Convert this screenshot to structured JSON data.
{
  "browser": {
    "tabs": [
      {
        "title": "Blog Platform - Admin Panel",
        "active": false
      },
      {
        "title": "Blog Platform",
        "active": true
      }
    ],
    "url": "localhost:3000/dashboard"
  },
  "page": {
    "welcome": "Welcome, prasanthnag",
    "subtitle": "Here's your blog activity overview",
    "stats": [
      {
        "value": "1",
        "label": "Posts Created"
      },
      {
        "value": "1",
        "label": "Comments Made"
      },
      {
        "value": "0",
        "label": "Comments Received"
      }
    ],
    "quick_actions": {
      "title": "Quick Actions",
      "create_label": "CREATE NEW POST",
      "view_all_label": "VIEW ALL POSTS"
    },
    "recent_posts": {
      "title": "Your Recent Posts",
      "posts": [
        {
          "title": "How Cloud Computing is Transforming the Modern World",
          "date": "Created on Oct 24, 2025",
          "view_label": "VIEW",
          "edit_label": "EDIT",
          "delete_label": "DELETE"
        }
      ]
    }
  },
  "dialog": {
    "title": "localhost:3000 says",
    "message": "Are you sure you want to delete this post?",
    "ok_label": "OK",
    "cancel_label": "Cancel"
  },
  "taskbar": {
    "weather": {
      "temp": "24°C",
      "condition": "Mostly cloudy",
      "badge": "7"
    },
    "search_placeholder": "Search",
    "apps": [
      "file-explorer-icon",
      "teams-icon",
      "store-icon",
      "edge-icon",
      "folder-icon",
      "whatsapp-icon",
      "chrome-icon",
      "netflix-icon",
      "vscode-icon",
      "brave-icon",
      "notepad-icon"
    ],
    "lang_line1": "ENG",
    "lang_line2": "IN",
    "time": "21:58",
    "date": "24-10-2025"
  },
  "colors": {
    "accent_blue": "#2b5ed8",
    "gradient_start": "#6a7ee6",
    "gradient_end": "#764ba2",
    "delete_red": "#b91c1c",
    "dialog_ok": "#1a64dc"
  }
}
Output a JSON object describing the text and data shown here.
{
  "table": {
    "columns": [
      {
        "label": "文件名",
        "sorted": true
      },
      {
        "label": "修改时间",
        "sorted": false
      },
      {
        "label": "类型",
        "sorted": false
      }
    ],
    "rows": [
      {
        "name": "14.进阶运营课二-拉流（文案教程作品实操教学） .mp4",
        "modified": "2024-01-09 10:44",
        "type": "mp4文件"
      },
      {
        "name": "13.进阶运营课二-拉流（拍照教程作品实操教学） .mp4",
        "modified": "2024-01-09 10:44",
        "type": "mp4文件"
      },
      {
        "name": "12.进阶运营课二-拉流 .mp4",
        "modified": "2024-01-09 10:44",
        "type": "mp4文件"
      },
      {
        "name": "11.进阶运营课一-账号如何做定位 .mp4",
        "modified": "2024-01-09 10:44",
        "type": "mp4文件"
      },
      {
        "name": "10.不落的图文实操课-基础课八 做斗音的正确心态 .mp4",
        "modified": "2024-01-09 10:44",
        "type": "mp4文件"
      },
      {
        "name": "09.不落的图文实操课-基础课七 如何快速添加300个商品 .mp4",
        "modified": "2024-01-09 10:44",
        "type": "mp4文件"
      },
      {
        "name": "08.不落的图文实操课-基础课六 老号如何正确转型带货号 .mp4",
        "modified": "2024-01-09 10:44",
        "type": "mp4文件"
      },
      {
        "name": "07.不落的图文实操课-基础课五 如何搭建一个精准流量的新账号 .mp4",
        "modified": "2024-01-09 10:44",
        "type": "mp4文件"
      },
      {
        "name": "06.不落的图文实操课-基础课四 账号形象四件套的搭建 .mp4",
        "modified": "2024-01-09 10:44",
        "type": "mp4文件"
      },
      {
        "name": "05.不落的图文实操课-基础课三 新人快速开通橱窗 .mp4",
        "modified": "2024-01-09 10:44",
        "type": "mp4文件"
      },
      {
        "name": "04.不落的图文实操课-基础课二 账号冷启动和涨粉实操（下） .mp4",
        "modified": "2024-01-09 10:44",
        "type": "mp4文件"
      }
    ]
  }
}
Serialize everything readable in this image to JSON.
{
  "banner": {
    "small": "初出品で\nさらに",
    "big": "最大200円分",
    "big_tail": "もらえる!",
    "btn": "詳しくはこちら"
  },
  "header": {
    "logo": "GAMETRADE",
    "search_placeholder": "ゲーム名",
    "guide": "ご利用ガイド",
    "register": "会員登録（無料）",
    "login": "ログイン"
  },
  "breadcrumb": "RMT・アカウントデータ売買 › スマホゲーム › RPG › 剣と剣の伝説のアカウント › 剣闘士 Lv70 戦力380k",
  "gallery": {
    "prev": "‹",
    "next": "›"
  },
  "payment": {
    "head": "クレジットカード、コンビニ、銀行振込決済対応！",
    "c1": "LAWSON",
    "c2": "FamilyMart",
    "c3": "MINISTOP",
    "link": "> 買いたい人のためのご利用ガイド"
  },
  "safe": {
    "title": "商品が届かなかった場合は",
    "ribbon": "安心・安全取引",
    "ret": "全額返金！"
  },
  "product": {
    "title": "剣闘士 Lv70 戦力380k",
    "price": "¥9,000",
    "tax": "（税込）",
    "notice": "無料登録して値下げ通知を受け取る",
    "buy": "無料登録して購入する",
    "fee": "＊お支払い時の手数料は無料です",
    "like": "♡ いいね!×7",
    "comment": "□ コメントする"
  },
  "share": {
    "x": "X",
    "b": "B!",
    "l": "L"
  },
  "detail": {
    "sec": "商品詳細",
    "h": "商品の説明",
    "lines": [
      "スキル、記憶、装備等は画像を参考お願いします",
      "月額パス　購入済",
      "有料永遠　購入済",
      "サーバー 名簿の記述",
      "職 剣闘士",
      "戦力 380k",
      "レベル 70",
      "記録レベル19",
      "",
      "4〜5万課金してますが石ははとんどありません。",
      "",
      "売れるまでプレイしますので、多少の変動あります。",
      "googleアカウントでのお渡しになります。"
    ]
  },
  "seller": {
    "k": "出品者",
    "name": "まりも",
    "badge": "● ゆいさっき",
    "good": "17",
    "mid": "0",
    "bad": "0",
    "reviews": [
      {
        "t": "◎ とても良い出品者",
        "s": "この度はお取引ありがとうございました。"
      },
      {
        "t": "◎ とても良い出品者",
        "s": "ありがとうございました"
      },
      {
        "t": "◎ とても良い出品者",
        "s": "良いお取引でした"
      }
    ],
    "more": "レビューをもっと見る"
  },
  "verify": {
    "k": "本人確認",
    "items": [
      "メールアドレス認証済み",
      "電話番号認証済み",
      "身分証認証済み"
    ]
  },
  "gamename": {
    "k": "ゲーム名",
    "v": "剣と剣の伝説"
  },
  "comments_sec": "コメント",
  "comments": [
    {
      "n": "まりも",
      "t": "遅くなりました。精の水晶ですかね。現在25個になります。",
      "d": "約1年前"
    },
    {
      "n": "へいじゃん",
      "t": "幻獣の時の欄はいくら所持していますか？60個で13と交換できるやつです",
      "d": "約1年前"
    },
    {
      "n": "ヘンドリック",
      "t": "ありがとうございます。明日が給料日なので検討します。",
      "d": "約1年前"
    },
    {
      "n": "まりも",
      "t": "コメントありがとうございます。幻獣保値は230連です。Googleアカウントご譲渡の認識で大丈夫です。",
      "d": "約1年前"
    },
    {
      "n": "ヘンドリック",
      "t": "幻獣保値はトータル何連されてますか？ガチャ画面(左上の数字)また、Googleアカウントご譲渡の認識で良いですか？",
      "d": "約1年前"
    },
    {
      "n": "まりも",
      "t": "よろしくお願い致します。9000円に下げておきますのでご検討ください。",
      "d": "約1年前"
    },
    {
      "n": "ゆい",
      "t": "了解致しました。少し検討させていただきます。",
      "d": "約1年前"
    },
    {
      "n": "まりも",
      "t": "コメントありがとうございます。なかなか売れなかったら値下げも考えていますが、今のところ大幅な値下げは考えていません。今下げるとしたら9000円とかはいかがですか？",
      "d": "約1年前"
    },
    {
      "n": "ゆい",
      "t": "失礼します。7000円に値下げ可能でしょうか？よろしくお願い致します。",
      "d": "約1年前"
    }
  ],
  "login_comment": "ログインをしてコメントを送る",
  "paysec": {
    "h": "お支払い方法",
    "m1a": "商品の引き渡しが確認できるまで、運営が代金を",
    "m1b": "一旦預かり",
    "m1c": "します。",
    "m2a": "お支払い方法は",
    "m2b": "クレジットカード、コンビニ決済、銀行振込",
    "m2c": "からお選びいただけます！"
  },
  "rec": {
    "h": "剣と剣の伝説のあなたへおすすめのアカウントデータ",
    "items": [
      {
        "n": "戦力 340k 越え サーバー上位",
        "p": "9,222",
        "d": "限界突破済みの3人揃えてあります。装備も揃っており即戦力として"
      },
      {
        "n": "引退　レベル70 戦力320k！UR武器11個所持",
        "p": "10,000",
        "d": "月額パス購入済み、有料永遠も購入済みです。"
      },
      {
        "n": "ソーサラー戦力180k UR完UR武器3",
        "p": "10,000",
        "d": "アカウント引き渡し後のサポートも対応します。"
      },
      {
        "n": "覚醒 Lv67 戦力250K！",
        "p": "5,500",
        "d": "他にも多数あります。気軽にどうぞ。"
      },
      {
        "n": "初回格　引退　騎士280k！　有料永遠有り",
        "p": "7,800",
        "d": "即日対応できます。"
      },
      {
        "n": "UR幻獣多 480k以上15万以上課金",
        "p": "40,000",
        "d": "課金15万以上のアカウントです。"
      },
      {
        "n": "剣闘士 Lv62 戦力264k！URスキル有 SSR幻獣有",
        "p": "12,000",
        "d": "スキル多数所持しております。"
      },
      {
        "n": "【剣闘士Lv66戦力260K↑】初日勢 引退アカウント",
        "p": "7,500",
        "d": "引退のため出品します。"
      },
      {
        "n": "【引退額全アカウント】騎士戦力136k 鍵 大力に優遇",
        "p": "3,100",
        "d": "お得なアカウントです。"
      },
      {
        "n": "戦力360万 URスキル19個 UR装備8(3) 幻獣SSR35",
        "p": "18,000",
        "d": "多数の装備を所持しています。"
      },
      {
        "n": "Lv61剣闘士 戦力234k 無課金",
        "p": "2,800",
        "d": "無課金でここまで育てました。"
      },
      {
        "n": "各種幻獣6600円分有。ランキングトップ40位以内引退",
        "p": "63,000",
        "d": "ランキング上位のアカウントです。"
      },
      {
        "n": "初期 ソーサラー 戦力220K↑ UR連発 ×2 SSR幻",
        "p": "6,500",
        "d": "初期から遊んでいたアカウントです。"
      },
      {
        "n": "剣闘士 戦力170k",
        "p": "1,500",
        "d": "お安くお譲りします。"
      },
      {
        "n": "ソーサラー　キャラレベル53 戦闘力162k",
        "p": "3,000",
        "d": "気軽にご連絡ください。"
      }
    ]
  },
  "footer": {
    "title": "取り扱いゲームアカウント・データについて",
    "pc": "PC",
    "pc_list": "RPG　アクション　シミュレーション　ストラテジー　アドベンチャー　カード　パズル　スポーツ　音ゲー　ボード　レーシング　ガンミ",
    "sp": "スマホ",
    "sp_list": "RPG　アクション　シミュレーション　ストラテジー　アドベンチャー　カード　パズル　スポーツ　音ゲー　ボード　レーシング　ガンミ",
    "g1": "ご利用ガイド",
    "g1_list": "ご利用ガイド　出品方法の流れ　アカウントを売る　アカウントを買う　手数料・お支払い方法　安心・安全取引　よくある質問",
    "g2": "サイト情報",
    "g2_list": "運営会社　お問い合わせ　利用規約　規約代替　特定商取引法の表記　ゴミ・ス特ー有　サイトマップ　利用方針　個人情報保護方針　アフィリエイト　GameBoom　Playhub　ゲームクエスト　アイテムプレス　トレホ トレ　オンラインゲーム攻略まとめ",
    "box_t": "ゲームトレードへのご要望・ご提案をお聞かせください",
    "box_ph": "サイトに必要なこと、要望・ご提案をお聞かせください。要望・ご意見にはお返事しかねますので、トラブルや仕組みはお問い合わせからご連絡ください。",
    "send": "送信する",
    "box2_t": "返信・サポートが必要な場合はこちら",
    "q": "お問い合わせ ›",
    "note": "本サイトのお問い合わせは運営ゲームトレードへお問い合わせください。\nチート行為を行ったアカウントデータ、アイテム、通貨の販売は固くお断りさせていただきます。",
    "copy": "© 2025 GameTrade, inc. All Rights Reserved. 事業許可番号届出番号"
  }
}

Request
Gather all lines with the string "进阶运营课二" from the data.

Response to the exercise
        "name": "14.进阶运营课二-拉流（文案教程作品实操教学） .mp4",
        "name": "13.进阶运营课二-拉流（拍照教程作品实操教学） .mp4",
        "name": "12.进阶运营课二-拉流 .mp4",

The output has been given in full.